> **Written exercise**
Read the records below and copy each line that contains "this".

> **Data supplied**
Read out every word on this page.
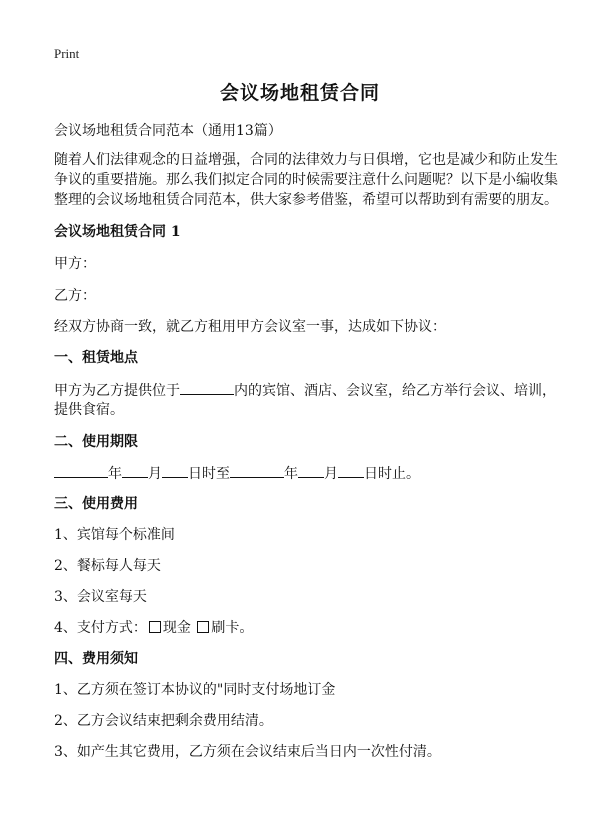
Print
会议场地租赁合同
会议场地租赁合同范本（通用13篇）
随着人们法律观念的日益增强，合同的法律效力与日俱增，它也是减少和防止发生
争议的重要措施。那么我们拟定合同的时候需要注意什么问题呢？以下是小编收集
整理的会议场地租赁合同范本，供大家参考借鉴，希望可以帮助到有需要的朋友。
会议场地租赁合同 1
甲方：
乙方：
经双方协商一致，就乙方租用甲方会议室一事，达成如下协议：
一、租赁地点
甲方为乙方提供位于	内的宾馆、酒店、会议室，给乙方举行会议、培训，
提供食宿。
二、使用期限
年 月 日时至	年 月 日时止。
三、使用费用
1、宾馆每个标准间
2、餐标每人每天
3、会议室每天
4、支付方式： 现金 刷卡。
四、费用须知
1、乙方须在签订本协议的"同时支付场地订金
2、乙方会议结束把剩余费用结清。
3、如产生其它费用，乙方须在会议结束后当日内一次性付清。
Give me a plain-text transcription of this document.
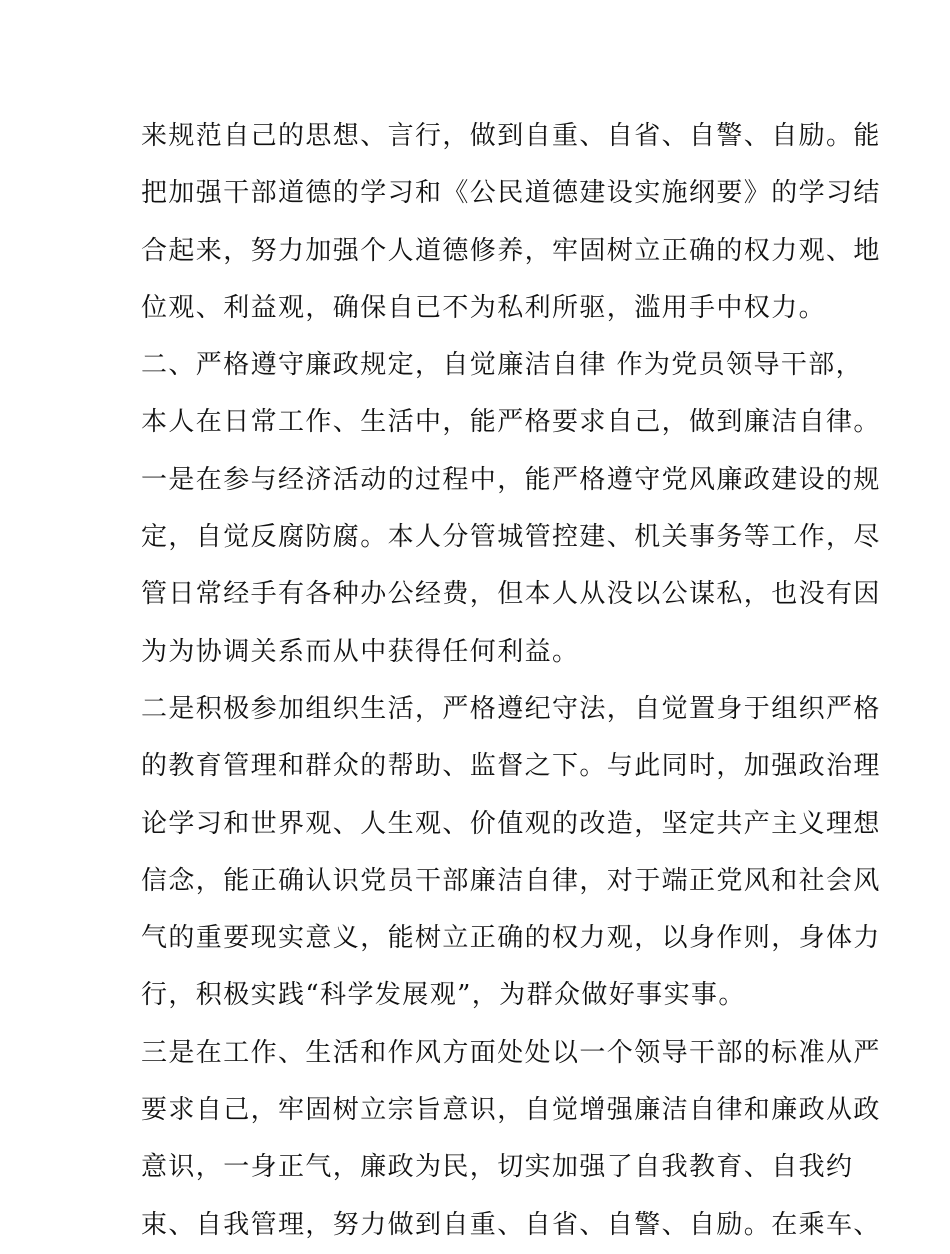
来规范自己的思想、言行，做到自重、自省、自警、自励。能
把加强干部道德的学习和《公民道德建设实施纲要》的学习结
合起来，努力加强个人道德修养，牢固树立正确的权力观、地
位观、利益观，确保自已不为私利所驱，滥用手中权力。
二、严格遵守廉政规定，自觉廉洁自律 作为党员领导干部，
本人在日常工作、生活中，能严格要求自己，做到廉洁自律。
一是在参与经济活动的过程中，能严格遵守党风廉政建设的规
定，自觉反腐防腐。本人分管城管控建、机关事务等工作，尽
管日常经手有各种办公经费，但本人从没以公谋私，也没有因
为为协调关系而从中获得任何利益。
二是积极参加组织生活，严格遵纪守法，自觉置身于组织严格
的教育管理和群众的帮助、监督之下。与此同时，加强政治理
论学习和世界观、人生观、价值观的改造，坚定共产主义理想
信念，能正确认识党员干部廉洁自律，对于端正党风和社会风
气的重要现实意义，能树立正确的权力观，以身作则，身体力
行，积极实践“科学发展观”，为群众做好事实事。
三是在工作、生活和作风方面处处以一个领导干部的标准从严
要求自己，牢固树立宗旨意识，自觉增强廉洁自律和廉政从政
意识，一身正气，廉政为民，切实加强了自我教育、自我约
束、自我管理，努力做到自重、自省、自警、自励。在乘车、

> **Written answer**
Read out every word on this page.
Give me a plain-text transcription of this document.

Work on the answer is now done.